Stored records:
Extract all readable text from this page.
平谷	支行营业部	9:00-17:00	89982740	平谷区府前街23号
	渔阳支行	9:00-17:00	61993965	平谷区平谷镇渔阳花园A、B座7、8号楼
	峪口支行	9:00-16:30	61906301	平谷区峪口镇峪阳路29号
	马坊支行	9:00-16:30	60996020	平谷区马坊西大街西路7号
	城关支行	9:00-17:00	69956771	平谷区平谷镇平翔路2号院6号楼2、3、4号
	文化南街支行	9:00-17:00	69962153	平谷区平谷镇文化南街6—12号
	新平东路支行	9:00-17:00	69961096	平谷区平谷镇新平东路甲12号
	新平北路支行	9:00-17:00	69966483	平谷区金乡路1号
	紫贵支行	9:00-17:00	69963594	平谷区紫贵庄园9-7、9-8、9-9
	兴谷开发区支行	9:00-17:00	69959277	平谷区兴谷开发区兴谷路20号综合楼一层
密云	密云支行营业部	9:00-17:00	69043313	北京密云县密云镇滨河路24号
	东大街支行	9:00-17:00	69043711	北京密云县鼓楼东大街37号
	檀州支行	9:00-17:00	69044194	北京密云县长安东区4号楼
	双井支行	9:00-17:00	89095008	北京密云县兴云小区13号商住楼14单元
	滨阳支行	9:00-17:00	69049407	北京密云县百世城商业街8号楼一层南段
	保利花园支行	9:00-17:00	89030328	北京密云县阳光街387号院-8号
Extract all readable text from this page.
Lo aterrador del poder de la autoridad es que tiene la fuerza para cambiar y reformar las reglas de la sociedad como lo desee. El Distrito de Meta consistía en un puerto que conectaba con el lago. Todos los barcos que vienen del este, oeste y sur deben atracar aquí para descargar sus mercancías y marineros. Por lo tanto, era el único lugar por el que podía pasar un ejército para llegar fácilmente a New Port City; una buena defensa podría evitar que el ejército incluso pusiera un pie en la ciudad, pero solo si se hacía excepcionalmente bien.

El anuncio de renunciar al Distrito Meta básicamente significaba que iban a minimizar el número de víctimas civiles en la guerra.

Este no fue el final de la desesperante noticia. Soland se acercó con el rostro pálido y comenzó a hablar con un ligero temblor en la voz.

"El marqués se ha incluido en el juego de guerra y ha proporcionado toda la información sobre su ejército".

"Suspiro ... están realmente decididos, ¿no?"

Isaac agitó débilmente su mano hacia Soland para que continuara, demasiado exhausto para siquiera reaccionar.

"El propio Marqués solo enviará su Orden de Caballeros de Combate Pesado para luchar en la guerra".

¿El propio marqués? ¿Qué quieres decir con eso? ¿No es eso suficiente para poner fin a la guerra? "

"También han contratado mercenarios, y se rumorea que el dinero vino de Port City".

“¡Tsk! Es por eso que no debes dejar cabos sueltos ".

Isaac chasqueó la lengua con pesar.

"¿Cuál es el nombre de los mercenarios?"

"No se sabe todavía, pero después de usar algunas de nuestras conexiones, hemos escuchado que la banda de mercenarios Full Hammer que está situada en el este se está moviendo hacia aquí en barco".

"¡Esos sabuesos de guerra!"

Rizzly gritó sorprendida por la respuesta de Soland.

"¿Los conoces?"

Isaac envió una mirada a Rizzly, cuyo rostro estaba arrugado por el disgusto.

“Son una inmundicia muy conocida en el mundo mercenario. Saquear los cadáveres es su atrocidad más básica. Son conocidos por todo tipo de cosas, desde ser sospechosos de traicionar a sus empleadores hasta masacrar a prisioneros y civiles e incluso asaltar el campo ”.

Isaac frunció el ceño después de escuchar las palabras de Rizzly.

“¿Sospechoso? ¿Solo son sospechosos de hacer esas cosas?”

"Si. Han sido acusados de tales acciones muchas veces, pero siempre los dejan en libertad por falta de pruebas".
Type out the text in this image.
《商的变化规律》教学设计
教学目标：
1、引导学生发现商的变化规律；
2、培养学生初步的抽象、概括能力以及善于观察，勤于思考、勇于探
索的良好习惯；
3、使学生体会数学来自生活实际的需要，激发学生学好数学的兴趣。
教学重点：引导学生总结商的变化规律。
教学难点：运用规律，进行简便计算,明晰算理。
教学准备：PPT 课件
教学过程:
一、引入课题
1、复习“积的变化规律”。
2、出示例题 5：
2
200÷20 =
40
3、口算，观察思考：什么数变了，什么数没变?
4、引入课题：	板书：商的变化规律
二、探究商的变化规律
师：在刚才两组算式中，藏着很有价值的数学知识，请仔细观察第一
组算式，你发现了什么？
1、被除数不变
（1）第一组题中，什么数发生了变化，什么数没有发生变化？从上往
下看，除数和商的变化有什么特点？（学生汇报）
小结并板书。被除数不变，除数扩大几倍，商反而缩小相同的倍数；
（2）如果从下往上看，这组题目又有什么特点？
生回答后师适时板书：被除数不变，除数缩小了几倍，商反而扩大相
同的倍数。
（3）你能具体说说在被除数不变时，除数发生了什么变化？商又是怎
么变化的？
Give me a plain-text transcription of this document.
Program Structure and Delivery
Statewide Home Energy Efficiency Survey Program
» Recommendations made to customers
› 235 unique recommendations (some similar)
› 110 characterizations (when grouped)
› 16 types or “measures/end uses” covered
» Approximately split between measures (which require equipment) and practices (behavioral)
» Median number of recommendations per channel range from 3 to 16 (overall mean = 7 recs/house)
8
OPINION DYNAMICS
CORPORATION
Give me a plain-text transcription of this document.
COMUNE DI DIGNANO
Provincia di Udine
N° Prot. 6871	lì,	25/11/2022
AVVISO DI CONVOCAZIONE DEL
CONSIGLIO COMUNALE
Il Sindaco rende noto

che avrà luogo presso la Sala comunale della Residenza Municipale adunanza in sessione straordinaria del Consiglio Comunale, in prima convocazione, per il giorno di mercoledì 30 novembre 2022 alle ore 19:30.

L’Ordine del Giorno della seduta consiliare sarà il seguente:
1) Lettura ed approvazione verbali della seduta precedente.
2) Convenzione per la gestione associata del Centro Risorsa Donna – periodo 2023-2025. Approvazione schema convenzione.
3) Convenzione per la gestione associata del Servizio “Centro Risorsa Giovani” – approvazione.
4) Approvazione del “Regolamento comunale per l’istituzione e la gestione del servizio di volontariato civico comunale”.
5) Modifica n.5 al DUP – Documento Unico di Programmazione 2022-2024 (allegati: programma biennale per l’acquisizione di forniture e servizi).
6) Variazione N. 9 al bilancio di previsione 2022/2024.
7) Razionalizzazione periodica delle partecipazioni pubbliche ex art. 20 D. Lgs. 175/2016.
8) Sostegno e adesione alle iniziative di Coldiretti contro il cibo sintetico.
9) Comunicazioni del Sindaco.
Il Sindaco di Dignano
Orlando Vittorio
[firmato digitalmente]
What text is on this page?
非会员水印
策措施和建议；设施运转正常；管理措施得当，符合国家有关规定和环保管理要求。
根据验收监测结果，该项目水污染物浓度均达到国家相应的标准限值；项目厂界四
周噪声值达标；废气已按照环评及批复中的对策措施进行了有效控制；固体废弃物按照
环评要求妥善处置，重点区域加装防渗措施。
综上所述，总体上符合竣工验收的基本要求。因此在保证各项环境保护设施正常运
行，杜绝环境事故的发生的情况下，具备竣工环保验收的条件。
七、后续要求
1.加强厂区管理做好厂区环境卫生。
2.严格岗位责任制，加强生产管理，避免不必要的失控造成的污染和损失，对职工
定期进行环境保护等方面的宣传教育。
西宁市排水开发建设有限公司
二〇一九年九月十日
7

_Exercise_
Write out the full listing exactly as given.

_Right answer_
Extract all readable text from this page.
平谷	支行营业部	9:00-17:00	89982740	平谷区府前街23号
	渔阳支行	9:00-17:00	61993965	平谷区平谷镇渔阳花园A、B座7、8号楼
	峪口支行	9:00-16:30	61906301	平谷区峪口镇峪阳路29号
	马坊支行	9:00-16:30	60996020	平谷区马坊西大街西路7号
	城关支行	9:00-17:00	69956771	平谷区平谷镇平翔路2号院6号楼2、3、4号
	文化南街支行	9:00-17:00	69962153	平谷区平谷镇文化南街6—12号
	新平东路支行	9:00-17:00	69961096	平谷区平谷镇新平东路甲12号
	新平北路支行	9:00-17:00	69966483	平谷区金乡路1号
	紫贵支行	9:00-17:00	69963594	平谷区紫贵庄园9-7、9-8、9-9
	兴谷开发区支行	9:00-17:00	69959277	平谷区兴谷开发区兴谷路20号综合楼一层
密云	密云支行营业部	9:00-17:00	69043313	北京密云县密云镇滨河路24号
	东大街支行	9:00-17:00	69043711	北京密云县鼓楼东大街37号
	檀州支行	9:00-17:00	69044194	北京密云县长安东区4号楼
	双井支行	9:00-17:00	89095008	北京密云县兴云小区13号商住楼14单元
	滨阳支行	9:00-17:00	69049407	北京密云县百世城商业街8号楼一层南段
	保利花园支行	9:00-17:00	89030328	北京密云县阳光街387号院-8号
Extract all readable text from this page.
Lo aterrador del poder de la autoridad es que tiene la fuerza para cambiar y reformar las reglas de la sociedad como lo desee. El Distrito de Meta consistía en un puerto que conectaba con el lago. Todos los barcos que vienen del este, oeste y sur deben atracar aquí para descargar sus mercancías y marineros. Por lo tanto, era el único lugar por el que podía pasar un ejército para llegar fácilmente a New Port City; una buena defensa podría evitar que el ejército incluso pusiera un pie en la ciudad, pero solo si se hacía excepcionalmente bien.

El anuncio de renunciar al Distrito Meta básicamente significaba que iban a minimizar el número de víctimas civiles en la guerra.

Este no fue el final de la desesperante noticia. Soland se acercó con el rostro pálido y comenzó a hablar con un ligero temblor en la voz.

"El marqués se ha incluido en el juego de guerra y ha proporcionado toda la información sobre su ejército".

"Suspiro ... están realmente decididos, ¿no?"

Isaac agitó débilmente su mano hacia Soland para que continuara, demasiado exhausto para siquiera reaccionar.

"El propio Marqués solo enviará su Orden de Caballeros de Combate Pesado para luchar en la guerra".

¿El propio marqués? ¿Qué quieres decir con eso? ¿No es eso suficiente para poner fin a la guerra? "

"También han contratado mercenarios, y se rumorea que el dinero vino de Port City".

“¡Tsk! Es por eso que no debes dejar cabos sueltos ".

Isaac chasqueó la lengua con pesar.

"¿Cuál es el nombre de los mercenarios?"

"No se sabe todavía, pero después de usar algunas de nuestras conexiones, hemos escuchado que la banda de mercenarios Full Hammer que está situada en el este se está moviendo hacia aquí en barco".

"¡Esos sabuesos de guerra!"

Rizzly gritó sorprendida por la respuesta de Soland.

"¿Los conoces?"

Isaac envió una mirada a Rizzly, cuyo rostro estaba arrugado por el disgusto.

“Son una inmundicia muy conocida en el mundo mercenario. Saquear los cadáveres es su atrocidad más básica. Son conocidos por todo tipo de cosas, desde ser sospechosos de traicionar a sus empleadores hasta masacrar a prisioneros y civiles e incluso asaltar el campo ”.

Isaac frunció el ceño después de escuchar las palabras de Rizzly.

“¿Sospechoso? ¿Solo son sospechosos de hacer esas cosas?”

"Si. Han sido acusados de tales acciones muchas veces, pero siempre los dejan en libertad por falta de pruebas".
Type out the text in this image.
《商的变化规律》教学设计
教学目标：
1、引导学生发现商的变化规律；
2、培养学生初步的抽象、概括能力以及善于观察，勤于思考、勇于探
索的良好习惯；
3、使学生体会数学来自生活实际的需要，激发学生学好数学的兴趣。
教学重点：引导学生总结商的变化规律。
教学难点：运用规律，进行简便计算,明晰算理。
教学准备：PPT 课件
教学过程:
一、引入课题
1、复习“积的变化规律”。
2、出示例题 5：
2
200÷20 =
40
3、口算，观察思考：什么数变了，什么数没变?
4、引入课题：	板书：商的变化规律
二、探究商的变化规律
师：在刚才两组算式中，藏着很有价值的数学知识，请仔细观察第一
组算式，你发现了什么？
1、被除数不变
（1）第一组题中，什么数发生了变化，什么数没有发生变化？从上往
下看，除数和商的变化有什么特点？（学生汇报）
小结并板书。被除数不变，除数扩大几倍，商反而缩小相同的倍数；
（2）如果从下往上看，这组题目又有什么特点？
生回答后师适时板书：被除数不变，除数缩小了几倍，商反而扩大相
同的倍数。
（3）你能具体说说在被除数不变时，除数发生了什么变化？商又是怎
么变化的？
Give me a plain-text transcription of this document.
Program Structure and Delivery
Statewide Home Energy Efficiency Survey Program
» Recommendations made to customers
› 235 unique recommendations (some similar)
› 110 characterizations (when grouped)
› 16 types or “measures/end uses” covered
» Approximately split between measures (which require equipment) and practices (behavioral)
» Median number of recommendations per channel range from 3 to 16 (overall mean = 7 recs/house)
8
OPINION DYNAMICS
CORPORATION
Give me a plain-text transcription of this document.
COMUNE DI DIGNANO
Provincia di Udine
N° Prot. 6871	lì,	25/11/2022
AVVISO DI CONVOCAZIONE DEL
CONSIGLIO COMUNALE
Il Sindaco rende noto

che avrà luogo presso la Sala comunale della Residenza Municipale adunanza in sessione straordinaria del Consiglio Comunale, in prima convocazione, per il giorno di mercoledì 30 novembre 2022 alle ore 19:30.

L’Ordine del Giorno della seduta consiliare sarà il seguente:
1) Lettura ed approvazione verbali della seduta precedente.
2) Convenzione per la gestione associata del Centro Risorsa Donna – periodo 2023-2025. Approvazione schema convenzione.
3) Convenzione per la gestione associata del Servizio “Centro Risorsa Giovani” – approvazione.
4) Approvazione del “Regolamento comunale per l’istituzione e la gestione del servizio di volontariato civico comunale”.
5) Modifica n.5 al DUP – Documento Unico di Programmazione 2022-2024 (allegati: programma biennale per l’acquisizione di forniture e servizi).
6) Variazione N. 9 al bilancio di previsione 2022/2024.
7) Razionalizzazione periodica delle partecipazioni pubbliche ex art. 20 D. Lgs. 175/2016.
8) Sostegno e adesione alle iniziative di Coldiretti contro il cibo sintetico.
9) Comunicazioni del Sindaco.
Il Sindaco di Dignano
Orlando Vittorio
[firmato digitalmente]
What text is on this page?
非会员水印
策措施和建议；设施运转正常；管理措施得当，符合国家有关规定和环保管理要求。
根据验收监测结果，该项目水污染物浓度均达到国家相应的标准限值；项目厂界四
周噪声值达标；废气已按照环评及批复中的对策措施进行了有效控制；固体废弃物按照
环评要求妥善处置，重点区域加装防渗措施。
综上所述，总体上符合竣工验收的基本要求。因此在保证各项环境保护设施正常运
行，杜绝环境事故的发生的情况下，具备竣工环保验收的条件。
七、后续要求
1.加强厂区管理做好厂区环境卫生。
2.严格岗位责任制，加强生产管理，避免不必要的失控造成的污染和损失，对职工
定期进行环境保护等方面的宣传教育。
西宁市排水开发建设有限公司
二〇一九年九月十日
7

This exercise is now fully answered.